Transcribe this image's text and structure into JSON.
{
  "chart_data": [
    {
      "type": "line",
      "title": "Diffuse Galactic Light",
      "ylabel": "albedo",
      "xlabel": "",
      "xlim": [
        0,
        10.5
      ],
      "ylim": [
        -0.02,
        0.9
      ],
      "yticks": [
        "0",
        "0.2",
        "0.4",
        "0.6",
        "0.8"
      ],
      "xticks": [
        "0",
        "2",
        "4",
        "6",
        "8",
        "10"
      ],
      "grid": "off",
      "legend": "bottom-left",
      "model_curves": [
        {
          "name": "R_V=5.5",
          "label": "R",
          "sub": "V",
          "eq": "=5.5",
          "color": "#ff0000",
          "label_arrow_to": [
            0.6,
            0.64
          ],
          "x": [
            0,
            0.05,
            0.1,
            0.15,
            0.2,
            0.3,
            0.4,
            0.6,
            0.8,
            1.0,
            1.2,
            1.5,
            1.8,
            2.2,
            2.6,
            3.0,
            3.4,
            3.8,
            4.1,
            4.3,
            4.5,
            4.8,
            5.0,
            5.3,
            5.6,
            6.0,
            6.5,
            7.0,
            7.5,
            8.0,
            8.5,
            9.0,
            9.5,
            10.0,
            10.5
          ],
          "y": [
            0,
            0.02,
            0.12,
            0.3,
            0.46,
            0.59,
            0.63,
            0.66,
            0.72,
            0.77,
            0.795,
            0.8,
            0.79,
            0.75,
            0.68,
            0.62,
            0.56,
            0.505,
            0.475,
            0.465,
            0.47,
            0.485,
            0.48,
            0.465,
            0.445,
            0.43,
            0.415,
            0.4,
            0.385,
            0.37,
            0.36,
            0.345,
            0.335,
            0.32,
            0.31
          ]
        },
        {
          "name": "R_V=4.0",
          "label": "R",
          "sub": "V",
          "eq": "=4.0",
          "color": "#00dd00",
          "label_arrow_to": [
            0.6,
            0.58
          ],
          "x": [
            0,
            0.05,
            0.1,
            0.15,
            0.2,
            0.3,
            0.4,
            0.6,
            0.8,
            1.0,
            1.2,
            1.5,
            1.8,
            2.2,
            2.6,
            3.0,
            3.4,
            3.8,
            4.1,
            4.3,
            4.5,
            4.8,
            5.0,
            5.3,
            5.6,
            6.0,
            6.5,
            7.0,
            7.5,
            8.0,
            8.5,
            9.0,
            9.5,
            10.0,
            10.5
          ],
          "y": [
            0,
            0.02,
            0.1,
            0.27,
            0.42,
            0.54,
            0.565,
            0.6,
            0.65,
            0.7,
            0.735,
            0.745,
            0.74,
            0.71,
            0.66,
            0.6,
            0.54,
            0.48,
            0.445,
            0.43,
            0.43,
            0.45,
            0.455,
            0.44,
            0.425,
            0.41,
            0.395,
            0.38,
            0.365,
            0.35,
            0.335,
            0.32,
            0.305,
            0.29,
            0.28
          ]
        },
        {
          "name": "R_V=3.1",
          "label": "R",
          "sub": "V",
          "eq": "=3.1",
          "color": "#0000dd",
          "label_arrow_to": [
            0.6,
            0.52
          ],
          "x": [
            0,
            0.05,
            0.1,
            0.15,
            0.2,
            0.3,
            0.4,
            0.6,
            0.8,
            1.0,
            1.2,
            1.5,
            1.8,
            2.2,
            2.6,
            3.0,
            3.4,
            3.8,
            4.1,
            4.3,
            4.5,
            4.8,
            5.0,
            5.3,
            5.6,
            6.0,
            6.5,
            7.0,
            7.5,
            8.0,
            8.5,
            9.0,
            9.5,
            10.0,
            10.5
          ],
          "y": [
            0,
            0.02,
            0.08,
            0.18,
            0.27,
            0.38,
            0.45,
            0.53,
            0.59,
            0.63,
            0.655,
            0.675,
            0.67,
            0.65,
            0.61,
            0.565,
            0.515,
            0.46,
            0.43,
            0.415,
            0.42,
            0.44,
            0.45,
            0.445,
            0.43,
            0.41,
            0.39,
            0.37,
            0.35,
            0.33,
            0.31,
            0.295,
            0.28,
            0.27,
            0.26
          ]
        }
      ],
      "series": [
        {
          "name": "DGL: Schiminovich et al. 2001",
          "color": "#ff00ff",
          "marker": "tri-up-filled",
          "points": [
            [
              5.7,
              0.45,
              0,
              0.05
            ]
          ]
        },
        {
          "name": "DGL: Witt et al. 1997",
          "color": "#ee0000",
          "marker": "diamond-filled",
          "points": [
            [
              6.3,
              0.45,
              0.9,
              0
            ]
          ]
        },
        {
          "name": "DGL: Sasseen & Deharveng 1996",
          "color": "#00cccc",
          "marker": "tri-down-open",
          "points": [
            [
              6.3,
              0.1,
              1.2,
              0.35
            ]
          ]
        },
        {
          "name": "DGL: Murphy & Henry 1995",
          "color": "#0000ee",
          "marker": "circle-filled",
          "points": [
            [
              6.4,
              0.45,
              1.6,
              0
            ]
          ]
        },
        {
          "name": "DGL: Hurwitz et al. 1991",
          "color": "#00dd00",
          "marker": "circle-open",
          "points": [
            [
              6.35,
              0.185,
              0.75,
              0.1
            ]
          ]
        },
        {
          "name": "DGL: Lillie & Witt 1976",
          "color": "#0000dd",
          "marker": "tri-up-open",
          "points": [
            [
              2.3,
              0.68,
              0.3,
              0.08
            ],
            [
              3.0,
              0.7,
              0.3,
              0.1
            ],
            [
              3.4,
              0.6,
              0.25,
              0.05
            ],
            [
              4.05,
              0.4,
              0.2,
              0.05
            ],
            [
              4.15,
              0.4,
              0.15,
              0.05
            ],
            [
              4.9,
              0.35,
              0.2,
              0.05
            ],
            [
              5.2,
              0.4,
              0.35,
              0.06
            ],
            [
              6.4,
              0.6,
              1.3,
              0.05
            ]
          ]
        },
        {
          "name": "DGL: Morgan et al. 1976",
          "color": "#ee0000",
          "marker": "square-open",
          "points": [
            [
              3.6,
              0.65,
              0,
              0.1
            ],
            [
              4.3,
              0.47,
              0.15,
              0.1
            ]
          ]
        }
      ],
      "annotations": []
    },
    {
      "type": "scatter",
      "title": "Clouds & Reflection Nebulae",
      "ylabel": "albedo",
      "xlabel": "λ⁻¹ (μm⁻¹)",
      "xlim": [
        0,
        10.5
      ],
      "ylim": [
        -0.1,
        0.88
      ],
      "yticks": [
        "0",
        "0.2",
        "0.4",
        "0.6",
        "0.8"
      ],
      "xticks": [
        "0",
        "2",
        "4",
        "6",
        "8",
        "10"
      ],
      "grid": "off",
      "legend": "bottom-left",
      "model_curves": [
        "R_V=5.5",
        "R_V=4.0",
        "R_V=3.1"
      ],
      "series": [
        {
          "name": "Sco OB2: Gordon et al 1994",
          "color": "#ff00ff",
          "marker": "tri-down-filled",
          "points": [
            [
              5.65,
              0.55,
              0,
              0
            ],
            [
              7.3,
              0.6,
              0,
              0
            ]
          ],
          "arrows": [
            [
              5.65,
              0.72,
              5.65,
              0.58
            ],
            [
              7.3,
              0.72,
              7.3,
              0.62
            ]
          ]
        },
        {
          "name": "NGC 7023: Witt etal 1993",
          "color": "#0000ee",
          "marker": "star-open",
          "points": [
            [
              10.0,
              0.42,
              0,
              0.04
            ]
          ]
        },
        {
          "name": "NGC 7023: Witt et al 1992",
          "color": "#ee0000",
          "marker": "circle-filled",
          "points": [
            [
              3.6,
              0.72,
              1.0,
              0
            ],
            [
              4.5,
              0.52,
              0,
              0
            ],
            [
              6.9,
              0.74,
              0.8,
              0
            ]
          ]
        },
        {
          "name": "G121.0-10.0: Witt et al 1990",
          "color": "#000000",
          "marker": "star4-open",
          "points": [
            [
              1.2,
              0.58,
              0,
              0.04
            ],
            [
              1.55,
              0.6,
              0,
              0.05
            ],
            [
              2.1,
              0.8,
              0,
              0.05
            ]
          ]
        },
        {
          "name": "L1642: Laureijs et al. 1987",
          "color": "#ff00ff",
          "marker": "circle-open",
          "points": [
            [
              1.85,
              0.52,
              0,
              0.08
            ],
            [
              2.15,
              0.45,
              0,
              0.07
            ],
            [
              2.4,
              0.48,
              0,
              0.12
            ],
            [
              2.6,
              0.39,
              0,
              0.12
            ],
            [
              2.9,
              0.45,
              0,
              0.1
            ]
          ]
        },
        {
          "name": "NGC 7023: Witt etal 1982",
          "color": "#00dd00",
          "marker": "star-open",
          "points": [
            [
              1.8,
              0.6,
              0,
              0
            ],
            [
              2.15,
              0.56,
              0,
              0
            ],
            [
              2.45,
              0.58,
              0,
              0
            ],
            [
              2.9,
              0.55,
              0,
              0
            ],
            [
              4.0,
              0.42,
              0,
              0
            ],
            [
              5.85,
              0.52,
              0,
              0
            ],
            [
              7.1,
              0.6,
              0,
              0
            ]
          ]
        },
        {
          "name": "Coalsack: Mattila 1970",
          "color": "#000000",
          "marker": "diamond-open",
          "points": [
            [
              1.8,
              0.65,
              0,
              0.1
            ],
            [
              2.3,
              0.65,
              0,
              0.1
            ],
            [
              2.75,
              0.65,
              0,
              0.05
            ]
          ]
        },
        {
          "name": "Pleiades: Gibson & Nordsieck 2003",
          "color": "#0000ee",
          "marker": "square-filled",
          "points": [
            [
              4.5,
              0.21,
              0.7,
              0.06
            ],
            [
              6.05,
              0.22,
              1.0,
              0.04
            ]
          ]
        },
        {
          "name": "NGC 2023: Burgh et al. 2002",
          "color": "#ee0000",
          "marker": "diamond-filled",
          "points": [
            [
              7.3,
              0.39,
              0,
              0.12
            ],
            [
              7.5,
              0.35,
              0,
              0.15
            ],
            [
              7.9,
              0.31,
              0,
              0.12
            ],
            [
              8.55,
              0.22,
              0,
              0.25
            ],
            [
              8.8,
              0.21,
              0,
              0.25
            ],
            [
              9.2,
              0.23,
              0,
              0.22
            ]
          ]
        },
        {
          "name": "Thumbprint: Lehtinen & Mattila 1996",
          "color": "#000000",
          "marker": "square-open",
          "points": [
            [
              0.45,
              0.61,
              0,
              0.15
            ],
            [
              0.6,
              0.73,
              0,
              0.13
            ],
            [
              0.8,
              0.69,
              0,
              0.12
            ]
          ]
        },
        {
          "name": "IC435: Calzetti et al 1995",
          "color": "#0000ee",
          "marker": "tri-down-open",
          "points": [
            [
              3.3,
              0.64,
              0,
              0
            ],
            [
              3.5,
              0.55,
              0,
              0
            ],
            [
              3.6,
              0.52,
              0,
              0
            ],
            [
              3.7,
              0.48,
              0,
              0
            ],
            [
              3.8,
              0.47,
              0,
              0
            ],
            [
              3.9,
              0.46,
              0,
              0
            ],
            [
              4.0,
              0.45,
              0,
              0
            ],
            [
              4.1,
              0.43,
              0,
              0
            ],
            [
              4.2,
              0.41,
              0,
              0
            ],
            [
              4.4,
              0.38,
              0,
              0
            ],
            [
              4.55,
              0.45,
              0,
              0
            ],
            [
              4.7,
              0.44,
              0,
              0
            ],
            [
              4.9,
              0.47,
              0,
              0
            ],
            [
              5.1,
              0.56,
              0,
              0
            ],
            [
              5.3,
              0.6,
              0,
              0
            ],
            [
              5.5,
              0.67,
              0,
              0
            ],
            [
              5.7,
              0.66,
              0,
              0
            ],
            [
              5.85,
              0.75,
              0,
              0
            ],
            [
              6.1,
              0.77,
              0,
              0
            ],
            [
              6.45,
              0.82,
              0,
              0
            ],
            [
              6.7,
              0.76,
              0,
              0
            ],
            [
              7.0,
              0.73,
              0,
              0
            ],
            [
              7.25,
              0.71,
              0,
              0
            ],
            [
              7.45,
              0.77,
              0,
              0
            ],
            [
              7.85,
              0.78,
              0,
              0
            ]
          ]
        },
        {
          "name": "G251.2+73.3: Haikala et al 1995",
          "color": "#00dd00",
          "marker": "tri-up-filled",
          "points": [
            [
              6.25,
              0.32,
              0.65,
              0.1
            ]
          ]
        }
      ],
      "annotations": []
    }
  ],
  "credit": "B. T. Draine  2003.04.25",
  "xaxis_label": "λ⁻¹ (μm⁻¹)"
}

◆ BRIEF:
Copy each line of the data that contains the word "Mattila".

◆ ANSWER TO THE EXERCISE:
          "name": "Coalsack: Mattila 1970",
          "name": "Thumbprint: Lehtinen & Mattila 1996",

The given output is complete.